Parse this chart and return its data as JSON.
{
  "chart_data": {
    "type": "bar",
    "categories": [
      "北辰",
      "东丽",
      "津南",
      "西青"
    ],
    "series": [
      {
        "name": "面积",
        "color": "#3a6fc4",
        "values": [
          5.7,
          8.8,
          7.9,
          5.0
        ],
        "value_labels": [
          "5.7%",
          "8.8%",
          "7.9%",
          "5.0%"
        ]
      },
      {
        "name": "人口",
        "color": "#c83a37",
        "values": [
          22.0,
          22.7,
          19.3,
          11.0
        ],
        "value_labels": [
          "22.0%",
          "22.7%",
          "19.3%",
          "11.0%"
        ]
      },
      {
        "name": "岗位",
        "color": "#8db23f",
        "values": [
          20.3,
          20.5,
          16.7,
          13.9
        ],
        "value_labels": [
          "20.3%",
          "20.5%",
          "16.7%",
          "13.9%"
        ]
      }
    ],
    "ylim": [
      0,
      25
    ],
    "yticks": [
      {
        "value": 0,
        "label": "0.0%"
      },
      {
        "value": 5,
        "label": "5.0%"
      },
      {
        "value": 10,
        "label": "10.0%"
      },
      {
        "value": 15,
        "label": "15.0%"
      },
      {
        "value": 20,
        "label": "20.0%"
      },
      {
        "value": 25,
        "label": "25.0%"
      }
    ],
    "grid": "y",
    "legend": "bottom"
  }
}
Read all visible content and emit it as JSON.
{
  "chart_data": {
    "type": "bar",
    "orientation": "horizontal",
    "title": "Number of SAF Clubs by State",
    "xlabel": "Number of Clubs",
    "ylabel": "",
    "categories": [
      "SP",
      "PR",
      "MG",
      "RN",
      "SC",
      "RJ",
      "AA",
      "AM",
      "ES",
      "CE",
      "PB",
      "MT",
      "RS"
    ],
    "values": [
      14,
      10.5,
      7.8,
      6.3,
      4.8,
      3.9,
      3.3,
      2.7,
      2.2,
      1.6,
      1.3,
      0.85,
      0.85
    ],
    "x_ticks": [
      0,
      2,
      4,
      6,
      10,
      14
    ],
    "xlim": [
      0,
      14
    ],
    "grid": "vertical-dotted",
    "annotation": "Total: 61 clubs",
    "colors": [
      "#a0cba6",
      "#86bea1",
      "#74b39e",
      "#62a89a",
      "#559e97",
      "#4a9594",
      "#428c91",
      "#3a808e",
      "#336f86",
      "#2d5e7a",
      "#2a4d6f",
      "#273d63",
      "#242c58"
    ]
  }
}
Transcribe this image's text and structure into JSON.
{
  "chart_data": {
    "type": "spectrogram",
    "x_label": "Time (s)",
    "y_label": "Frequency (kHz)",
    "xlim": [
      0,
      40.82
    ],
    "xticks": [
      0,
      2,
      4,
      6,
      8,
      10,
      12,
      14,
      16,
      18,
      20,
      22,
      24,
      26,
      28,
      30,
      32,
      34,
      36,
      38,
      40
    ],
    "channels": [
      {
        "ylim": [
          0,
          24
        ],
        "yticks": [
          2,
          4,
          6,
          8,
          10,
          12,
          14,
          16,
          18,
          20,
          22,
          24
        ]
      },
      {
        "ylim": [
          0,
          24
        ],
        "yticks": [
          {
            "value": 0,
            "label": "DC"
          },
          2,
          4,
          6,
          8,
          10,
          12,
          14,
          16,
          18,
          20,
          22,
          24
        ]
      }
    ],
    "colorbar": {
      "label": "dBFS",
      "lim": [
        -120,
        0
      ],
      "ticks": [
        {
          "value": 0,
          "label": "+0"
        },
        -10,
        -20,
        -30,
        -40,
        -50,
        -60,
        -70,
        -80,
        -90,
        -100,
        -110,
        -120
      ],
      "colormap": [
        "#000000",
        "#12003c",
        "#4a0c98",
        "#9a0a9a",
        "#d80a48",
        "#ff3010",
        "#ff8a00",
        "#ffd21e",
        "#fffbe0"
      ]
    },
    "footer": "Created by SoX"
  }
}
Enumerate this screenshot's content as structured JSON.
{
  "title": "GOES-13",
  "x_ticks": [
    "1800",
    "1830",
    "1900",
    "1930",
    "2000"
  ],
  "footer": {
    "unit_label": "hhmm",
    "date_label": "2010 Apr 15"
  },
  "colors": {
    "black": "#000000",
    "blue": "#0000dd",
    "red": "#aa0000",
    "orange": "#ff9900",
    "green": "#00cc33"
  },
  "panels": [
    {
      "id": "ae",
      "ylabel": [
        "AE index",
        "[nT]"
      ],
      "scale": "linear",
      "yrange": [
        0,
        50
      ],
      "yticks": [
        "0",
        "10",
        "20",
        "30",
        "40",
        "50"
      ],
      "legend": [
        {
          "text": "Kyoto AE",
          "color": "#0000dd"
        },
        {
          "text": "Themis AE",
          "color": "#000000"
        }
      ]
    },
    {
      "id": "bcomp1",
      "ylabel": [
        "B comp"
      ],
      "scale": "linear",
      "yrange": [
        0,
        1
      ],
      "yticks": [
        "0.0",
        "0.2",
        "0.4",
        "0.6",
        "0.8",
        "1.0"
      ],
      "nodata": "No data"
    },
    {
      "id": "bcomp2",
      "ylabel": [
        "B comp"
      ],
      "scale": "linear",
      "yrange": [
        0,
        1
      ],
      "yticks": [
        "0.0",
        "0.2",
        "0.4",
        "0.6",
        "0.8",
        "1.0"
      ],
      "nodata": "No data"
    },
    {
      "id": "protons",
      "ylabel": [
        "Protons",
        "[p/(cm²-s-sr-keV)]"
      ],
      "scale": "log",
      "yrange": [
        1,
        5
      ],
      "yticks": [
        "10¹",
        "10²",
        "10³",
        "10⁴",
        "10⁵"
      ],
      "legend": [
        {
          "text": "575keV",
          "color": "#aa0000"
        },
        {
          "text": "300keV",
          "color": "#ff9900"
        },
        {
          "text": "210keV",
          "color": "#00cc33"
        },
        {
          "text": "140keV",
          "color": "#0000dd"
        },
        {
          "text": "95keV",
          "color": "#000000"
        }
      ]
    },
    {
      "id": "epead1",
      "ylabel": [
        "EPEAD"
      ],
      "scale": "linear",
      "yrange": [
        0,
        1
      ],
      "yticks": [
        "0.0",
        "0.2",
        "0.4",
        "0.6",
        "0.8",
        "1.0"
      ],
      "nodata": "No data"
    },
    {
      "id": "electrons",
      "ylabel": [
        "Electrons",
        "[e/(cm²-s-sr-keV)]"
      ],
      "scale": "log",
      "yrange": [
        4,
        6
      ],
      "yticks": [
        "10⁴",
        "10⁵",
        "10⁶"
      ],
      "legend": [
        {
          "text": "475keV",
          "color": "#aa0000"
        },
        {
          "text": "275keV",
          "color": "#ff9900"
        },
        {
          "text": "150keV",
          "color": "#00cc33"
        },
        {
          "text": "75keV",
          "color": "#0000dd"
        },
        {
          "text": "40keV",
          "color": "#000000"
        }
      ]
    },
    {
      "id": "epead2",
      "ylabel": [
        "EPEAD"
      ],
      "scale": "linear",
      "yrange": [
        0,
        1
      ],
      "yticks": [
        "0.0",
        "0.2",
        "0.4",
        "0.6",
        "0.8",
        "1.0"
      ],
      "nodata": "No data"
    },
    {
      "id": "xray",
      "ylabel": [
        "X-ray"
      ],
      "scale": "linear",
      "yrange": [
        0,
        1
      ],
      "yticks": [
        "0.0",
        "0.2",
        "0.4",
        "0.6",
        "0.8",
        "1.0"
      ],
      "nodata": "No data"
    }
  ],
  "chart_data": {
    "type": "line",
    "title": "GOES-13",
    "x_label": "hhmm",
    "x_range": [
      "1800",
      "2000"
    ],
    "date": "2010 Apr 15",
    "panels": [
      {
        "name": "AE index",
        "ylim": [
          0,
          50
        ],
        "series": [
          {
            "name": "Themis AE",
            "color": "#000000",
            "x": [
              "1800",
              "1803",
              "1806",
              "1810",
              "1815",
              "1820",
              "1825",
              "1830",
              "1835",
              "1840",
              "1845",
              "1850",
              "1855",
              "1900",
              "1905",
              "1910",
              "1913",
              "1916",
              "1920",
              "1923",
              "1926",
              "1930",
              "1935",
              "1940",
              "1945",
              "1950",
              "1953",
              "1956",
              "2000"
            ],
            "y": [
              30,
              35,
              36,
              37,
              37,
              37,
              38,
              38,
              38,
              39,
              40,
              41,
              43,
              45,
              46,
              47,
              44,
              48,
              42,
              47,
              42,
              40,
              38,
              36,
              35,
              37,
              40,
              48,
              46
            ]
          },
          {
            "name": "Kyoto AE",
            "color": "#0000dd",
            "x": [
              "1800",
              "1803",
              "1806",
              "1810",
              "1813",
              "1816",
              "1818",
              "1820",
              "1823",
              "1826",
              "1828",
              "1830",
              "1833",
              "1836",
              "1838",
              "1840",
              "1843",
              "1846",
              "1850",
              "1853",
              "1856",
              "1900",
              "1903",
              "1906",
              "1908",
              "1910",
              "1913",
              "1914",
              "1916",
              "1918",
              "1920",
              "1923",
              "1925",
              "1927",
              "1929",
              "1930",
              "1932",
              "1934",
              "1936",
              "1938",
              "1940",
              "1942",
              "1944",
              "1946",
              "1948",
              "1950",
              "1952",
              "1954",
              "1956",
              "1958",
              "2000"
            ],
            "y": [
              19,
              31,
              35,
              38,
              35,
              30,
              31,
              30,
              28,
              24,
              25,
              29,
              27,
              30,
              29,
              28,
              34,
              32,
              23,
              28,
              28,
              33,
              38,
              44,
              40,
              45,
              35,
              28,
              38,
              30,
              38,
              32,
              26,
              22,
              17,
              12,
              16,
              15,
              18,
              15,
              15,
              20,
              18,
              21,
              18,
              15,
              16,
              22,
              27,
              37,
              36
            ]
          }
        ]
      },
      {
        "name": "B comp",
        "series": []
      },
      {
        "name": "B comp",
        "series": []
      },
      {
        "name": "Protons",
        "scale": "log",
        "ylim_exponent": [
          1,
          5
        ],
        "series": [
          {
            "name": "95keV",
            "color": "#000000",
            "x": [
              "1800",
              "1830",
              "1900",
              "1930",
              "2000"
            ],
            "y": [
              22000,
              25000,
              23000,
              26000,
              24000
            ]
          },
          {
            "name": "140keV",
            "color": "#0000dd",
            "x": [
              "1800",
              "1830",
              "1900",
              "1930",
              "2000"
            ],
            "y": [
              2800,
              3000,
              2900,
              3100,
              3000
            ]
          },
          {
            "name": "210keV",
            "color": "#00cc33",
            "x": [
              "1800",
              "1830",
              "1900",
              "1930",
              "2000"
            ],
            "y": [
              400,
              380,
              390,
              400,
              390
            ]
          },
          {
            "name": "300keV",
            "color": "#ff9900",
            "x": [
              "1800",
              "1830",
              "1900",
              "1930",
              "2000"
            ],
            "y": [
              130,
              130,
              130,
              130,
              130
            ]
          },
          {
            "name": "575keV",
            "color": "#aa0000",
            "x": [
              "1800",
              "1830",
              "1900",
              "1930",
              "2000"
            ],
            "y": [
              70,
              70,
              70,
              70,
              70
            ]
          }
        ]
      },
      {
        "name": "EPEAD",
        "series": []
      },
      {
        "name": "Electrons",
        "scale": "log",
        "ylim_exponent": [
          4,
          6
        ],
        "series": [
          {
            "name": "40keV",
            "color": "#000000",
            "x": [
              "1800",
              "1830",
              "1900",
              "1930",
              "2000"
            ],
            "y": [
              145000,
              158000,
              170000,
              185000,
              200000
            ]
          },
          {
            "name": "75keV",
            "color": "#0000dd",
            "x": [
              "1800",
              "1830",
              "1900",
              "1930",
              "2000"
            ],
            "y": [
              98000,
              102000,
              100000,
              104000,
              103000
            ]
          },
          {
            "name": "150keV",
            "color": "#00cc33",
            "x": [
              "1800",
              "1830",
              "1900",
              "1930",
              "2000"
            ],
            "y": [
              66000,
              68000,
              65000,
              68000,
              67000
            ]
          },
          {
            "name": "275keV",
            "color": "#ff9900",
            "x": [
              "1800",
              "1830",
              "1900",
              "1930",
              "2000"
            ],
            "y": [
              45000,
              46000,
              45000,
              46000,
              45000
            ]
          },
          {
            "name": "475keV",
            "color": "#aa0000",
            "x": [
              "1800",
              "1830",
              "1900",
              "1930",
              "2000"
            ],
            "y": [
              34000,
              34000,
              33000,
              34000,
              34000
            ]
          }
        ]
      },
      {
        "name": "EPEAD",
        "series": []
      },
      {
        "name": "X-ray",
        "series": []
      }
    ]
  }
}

### Your objective:
Find how many lines of the listing include the string "type" and give that number, nothing else.

### Reply:
4